↓

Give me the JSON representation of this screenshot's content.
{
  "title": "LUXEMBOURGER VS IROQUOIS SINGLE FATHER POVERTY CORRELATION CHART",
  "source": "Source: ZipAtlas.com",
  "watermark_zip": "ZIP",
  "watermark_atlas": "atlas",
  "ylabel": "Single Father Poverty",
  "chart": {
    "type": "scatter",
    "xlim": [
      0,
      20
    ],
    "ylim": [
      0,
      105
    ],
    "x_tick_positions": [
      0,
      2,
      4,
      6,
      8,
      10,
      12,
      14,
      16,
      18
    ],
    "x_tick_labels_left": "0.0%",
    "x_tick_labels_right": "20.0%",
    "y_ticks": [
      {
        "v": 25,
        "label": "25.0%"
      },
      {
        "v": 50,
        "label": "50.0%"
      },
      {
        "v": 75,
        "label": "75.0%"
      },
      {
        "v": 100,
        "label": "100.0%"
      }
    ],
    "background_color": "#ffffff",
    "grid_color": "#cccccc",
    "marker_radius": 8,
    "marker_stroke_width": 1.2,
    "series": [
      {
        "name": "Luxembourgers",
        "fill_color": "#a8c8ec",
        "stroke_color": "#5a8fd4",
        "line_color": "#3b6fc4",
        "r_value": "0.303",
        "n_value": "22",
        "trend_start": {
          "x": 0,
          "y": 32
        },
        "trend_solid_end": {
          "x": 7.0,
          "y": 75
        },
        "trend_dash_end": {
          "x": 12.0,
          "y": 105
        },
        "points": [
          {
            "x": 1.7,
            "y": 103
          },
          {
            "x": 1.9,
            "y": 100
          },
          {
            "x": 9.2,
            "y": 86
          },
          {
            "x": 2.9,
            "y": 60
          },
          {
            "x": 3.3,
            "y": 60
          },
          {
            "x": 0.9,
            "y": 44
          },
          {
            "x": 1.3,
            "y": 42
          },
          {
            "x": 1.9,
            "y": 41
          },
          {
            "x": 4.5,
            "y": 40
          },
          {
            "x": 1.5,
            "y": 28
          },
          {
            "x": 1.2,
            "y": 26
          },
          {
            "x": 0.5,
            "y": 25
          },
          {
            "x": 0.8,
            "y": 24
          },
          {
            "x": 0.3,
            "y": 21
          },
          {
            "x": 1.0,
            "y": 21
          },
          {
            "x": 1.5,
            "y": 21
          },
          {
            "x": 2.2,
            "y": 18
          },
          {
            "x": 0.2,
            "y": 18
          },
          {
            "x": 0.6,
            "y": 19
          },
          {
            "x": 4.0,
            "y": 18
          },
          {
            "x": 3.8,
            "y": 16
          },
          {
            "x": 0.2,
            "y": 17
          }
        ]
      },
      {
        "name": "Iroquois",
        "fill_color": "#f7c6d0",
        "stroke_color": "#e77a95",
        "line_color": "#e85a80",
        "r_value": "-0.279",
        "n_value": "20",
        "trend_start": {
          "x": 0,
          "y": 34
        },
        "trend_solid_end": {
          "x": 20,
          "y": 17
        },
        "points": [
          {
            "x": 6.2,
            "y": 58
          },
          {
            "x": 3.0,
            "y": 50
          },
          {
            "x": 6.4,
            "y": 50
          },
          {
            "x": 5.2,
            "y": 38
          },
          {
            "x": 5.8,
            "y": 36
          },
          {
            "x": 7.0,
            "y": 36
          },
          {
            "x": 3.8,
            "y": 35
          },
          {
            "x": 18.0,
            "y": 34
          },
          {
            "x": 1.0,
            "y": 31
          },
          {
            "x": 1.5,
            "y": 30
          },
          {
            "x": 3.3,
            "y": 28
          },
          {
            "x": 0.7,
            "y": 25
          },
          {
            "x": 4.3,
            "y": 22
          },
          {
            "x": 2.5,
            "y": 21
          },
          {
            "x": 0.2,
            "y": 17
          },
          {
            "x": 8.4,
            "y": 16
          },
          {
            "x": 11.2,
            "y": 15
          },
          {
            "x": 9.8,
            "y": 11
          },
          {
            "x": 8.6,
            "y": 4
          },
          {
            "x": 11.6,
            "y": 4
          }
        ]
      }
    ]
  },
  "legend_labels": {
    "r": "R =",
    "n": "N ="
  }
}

↑

• **STATED PROBLEM**
Each entry above is to be printed again exactly.

• **FULL OUTPUT**
Give me the JSON representation of this screenshot's content.
{
  "title": "LUXEMBOURGER VS IROQUOIS SINGLE FATHER POVERTY CORRELATION CHART",
  "source": "Source: ZipAtlas.com",
  "watermark_zip": "ZIP",
  "watermark_atlas": "atlas",
  "ylabel": "Single Father Poverty",
  "chart": {
    "type": "scatter",
    "xlim": [
      0,
      20
    ],
    "ylim": [
      0,
      105
    ],
    "x_tick_positions": [
      0,
      2,
      4,
      6,
      8,
      10,
      12,
      14,
      16,
      18
    ],
    "x_tick_labels_left": "0.0%",
    "x_tick_labels_right": "20.0%",
    "y_ticks": [
      {
        "v": 25,
        "label": "25.0%"
      },
      {
        "v": 50,
        "label": "50.0%"
      },
      {
        "v": 75,
        "label": "75.0%"
      },
      {
        "v": 100,
        "label": "100.0%"
      }
    ],
    "background_color": "#ffffff",
    "grid_color": "#cccccc",
    "marker_radius": 8,
    "marker_stroke_width": 1.2,
    "series": [
      {
        "name": "Luxembourgers",
        "fill_color": "#a8c8ec",
        "stroke_color": "#5a8fd4",
        "line_color": "#3b6fc4",
        "r_value": "0.303",
        "n_value": "22",
        "trend_start": {
          "x": 0,
          "y": 32
        },
        "trend_solid_end": {
          "x": 7.0,
          "y": 75
        },
        "trend_dash_end": {
          "x": 12.0,
          "y": 105
        },
        "points": [
          {
            "x": 1.7,
            "y": 103
          },
          {
            "x": 1.9,
            "y": 100
          },
          {
            "x": 9.2,
            "y": 86
          },
          {
            "x": 2.9,
            "y": 60
          },
          {
            "x": 3.3,
            "y": 60
          },
          {
            "x": 0.9,
            "y": 44
          },
          {
            "x": 1.3,
            "y": 42
          },
          {
            "x": 1.9,
            "y": 41
          },
          {
            "x": 4.5,
            "y": 40
          },
          {
            "x": 1.5,
            "y": 28
          },
          {
            "x": 1.2,
            "y": 26
          },
          {
            "x": 0.5,
            "y": 25
          },
          {
            "x": 0.8,
            "y": 24
          },
          {
            "x": 0.3,
            "y": 21
          },
          {
            "x": 1.0,
            "y": 21
          },
          {
            "x": 1.5,
            "y": 21
          },
          {
            "x": 2.2,
            "y": 18
          },
          {
            "x": 0.2,
            "y": 18
          },
          {
            "x": 0.6,
            "y": 19
          },
          {
            "x": 4.0,
            "y": 18
          },
          {
            "x": 3.8,
            "y": 16
          },
          {
            "x": 0.2,
            "y": 17
          }
        ]
      },
      {
        "name": "Iroquois",
        "fill_color": "#f7c6d0",
        "stroke_color": "#e77a95",
        "line_color": "#e85a80",
        "r_value": "-0.279",
        "n_value": "20",
        "trend_start": {
          "x": 0,
          "y": 34
        },
        "trend_solid_end": {
          "x": 20,
          "y": 17
        },
        "points": [
          {
            "x": 6.2,
            "y": 58
          },
          {
            "x": 3.0,
            "y": 50
          },
          {
            "x": 6.4,
            "y": 50
          },
          {
            "x": 5.2,
            "y": 38
          },
          {
            "x": 5.8,
            "y": 36
          },
          {
            "x": 7.0,
            "y": 36
          },
          {
            "x": 3.8,
            "y": 35
          },
          {
            "x": 18.0,
            "y": 34
          },
          {
            "x": 1.0,
            "y": 31
          },
          {
            "x": 1.5,
            "y": 30
          },
          {
            "x": 3.3,
            "y": 28
          },
          {
            "x": 0.7,
            "y": 25
          },
          {
            "x": 4.3,
            "y": 22
          },
          {
            "x": 2.5,
            "y": 21
          },
          {
            "x": 0.2,
            "y": 17
          },
          {
            "x": 8.4,
            "y": 16
          },
          {
            "x": 11.2,
            "y": 15
          },
          {
            "x": 9.8,
            "y": 11
          },
          {
            "x": 8.6,
            "y": 4
          },
          {
            "x": 11.6,
            "y": 4
          }
        ]
      }
    ]
  },
  "legend_labels": {
    "r": "R =",
    "n": "N ="
  }
}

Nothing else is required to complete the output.